## Task:
Beginning with the line where "Transcribe the text in this document." appears, repeat every remaining line of the entries exactly, the last line included.

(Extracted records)

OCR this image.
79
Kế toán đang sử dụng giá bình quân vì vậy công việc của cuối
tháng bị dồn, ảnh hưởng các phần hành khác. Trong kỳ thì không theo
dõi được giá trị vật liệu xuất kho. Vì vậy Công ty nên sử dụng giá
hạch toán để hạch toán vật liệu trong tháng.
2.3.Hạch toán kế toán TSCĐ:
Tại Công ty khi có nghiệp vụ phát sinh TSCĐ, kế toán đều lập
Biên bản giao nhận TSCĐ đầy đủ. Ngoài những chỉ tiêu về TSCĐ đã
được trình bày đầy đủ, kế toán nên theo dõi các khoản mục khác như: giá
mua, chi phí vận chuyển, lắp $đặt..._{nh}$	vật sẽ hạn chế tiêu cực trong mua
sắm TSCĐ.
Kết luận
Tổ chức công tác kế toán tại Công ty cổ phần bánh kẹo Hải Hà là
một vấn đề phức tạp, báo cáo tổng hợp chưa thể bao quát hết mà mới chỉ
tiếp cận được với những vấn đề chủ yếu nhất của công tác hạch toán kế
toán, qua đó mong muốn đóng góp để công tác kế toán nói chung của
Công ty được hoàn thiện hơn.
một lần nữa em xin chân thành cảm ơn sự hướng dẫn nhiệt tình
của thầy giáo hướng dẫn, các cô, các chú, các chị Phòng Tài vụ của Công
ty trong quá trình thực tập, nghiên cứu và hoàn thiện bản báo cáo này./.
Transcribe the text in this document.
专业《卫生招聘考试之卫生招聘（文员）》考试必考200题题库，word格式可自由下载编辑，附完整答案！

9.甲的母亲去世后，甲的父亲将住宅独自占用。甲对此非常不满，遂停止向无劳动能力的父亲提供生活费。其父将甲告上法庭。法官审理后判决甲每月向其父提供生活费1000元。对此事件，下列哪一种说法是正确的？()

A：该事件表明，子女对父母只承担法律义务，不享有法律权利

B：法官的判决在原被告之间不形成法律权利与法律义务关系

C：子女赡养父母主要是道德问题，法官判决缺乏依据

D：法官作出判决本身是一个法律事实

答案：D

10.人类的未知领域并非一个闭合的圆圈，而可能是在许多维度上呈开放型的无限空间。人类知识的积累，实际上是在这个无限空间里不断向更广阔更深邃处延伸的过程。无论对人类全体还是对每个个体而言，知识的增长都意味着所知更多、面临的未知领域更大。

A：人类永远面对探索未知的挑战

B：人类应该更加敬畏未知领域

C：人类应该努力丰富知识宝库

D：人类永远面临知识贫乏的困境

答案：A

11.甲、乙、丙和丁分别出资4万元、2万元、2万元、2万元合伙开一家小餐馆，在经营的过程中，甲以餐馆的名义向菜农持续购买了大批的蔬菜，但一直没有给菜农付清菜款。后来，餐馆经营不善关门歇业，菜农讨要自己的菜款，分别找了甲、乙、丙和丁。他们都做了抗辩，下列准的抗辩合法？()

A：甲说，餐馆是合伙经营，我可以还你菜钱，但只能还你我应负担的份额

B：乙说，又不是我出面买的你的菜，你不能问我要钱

## Answer in full:
Transcribe the text in this document.
专业《卫生招聘考试之卫生招聘（文员）》考试必考200题题库，word格式可自由下载编辑，附完整答案！

9.甲的母亲去世后，甲的父亲将住宅独自占用。甲对此非常不满，遂停止向无劳动能力的父亲提供生活费。其父将甲告上法庭。法官审理后判决甲每月向其父提供生活费1000元。对此事件，下列哪一种说法是正确的？()

A：该事件表明，子女对父母只承担法律义务，不享有法律权利

B：法官的判决在原被告之间不形成法律权利与法律义务关系

C：子女赡养父母主要是道德问题，法官判决缺乏依据

D：法官作出判决本身是一个法律事实

答案：D

10.人类的未知领域并非一个闭合的圆圈，而可能是在许多维度上呈开放型的无限空间。人类知识的积累，实际上是在这个无限空间里不断向更广阔更深邃处延伸的过程。无论对人类全体还是对每个个体而言，知识的增长都意味着所知更多、面临的未知领域更大。

A：人类永远面对探索未知的挑战

B：人类应该更加敬畏未知领域

C：人类应该努力丰富知识宝库

D：人类永远面临知识贫乏的困境

答案：A

11.甲、乙、丙和丁分别出资4万元、2万元、2万元、2万元合伙开一家小餐馆，在经营的过程中，甲以餐馆的名义向菜农持续购买了大批的蔬菜，但一直没有给菜农付清菜款。后来，餐馆经营不善关门歇业，菜农讨要自己的菜款，分别找了甲、乙、丙和丁。他们都做了抗辩，下列准的抗辩合法？()

A：甲说，餐馆是合伙经营，我可以还你菜钱，但只能还你我应负担的份额

B：乙说，又不是我出面买的你的菜，你不能问我要钱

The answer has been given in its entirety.